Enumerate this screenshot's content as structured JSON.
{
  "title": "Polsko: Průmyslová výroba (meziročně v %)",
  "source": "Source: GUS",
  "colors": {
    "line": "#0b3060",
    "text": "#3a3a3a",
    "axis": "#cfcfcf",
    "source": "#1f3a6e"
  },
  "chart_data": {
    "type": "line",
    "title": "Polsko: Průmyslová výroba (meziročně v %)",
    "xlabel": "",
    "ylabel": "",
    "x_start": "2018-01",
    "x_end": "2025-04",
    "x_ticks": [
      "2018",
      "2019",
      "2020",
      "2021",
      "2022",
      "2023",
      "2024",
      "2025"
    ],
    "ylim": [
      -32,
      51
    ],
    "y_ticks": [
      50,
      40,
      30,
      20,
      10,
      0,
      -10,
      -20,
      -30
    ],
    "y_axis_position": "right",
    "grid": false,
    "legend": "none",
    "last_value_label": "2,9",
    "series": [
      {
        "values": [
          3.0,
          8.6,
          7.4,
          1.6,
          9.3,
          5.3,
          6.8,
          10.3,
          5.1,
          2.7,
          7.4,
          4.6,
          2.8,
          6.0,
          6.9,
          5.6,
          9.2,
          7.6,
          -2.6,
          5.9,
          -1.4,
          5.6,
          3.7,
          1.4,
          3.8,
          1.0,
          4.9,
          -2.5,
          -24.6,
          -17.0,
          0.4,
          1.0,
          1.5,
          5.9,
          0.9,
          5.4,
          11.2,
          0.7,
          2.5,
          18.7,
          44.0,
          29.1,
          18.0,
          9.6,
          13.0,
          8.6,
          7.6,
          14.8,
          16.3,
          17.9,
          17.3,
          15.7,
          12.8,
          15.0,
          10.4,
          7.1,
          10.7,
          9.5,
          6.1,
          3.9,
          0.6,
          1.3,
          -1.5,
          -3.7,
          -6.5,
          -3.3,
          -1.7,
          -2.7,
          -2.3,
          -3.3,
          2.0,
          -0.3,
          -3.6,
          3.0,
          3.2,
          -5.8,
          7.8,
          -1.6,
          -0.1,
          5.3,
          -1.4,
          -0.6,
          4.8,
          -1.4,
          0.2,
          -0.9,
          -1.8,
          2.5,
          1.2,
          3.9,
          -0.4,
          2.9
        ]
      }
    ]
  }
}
◇ ◇ ◇
The records above need to be transcribed in full. Keep every character unchanged.

◆ **Complete answer**
Enumerate this screenshot's content as structured JSON.
{
  "title": "Polsko: Průmyslová výroba (meziročně v %)",
  "source": "Source: GUS",
  "colors": {
    "line": "#0b3060",
    "text": "#3a3a3a",
    "axis": "#cfcfcf",
    "source": "#1f3a6e"
  },
  "chart_data": {
    "type": "line",
    "title": "Polsko: Průmyslová výroba (meziročně v %)",
    "xlabel": "",
    "ylabel": "",
    "x_start": "2018-01",
    "x_end": "2025-04",
    "x_ticks": [
      "2018",
      "2019",
      "2020",
      "2021",
      "2022",
      "2023",
      "2024",
      "2025"
    ],
    "ylim": [
      -32,
      51
    ],
    "y_ticks": [
      50,
      40,
      30,
      20,
      10,
      0,
      -10,
      -20,
      -30
    ],
    "y_axis_position": "right",
    "grid": false,
    "legend": "none",
    "last_value_label": "2,9",
    "series": [
      {
        "values": [
          3.0,
          8.6,
          7.4,
          1.6,
          9.3,
          5.3,
          6.8,
          10.3,
          5.1,
          2.7,
          7.4,
          4.6,
          2.8,
          6.0,
          6.9,
          5.6,
          9.2,
          7.6,
          -2.6,
          5.9,
          -1.4,
          5.6,
          3.7,
          1.4,
          3.8,
          1.0,
          4.9,
          -2.5,
          -24.6,
          -17.0,
          0.4,
          1.0,
          1.5,
          5.9,
          0.9,
          5.4,
          11.2,
          0.7,
          2.5,
          18.7,
          44.0,
          29.1,
          18.0,
          9.6,
          13.0,
          8.6,
          7.6,
          14.8,
          16.3,
          17.9,
          17.3,
          15.7,
          12.8,
          15.0,
          10.4,
          7.1,
          10.7,
          9.5,
          6.1,
          3.9,
          0.6,
          1.3,
          -1.5,
          -3.7,
          -6.5,
          -3.3,
          -1.7,
          -2.7,
          -2.3,
          -3.3,
          2.0,
          -0.3,
          -3.6,
          3.0,
          3.2,
          -5.8,
          7.8,
          -1.6,
          -0.1,
          5.3,
          -1.4,
          -0.6,
          4.8,
          -1.4,
          0.2,
          -0.9,
          -1.8,
          2.5,
          1.2,
          3.9,
          -0.4,
          2.9
        ]
      }
    ]
  }
}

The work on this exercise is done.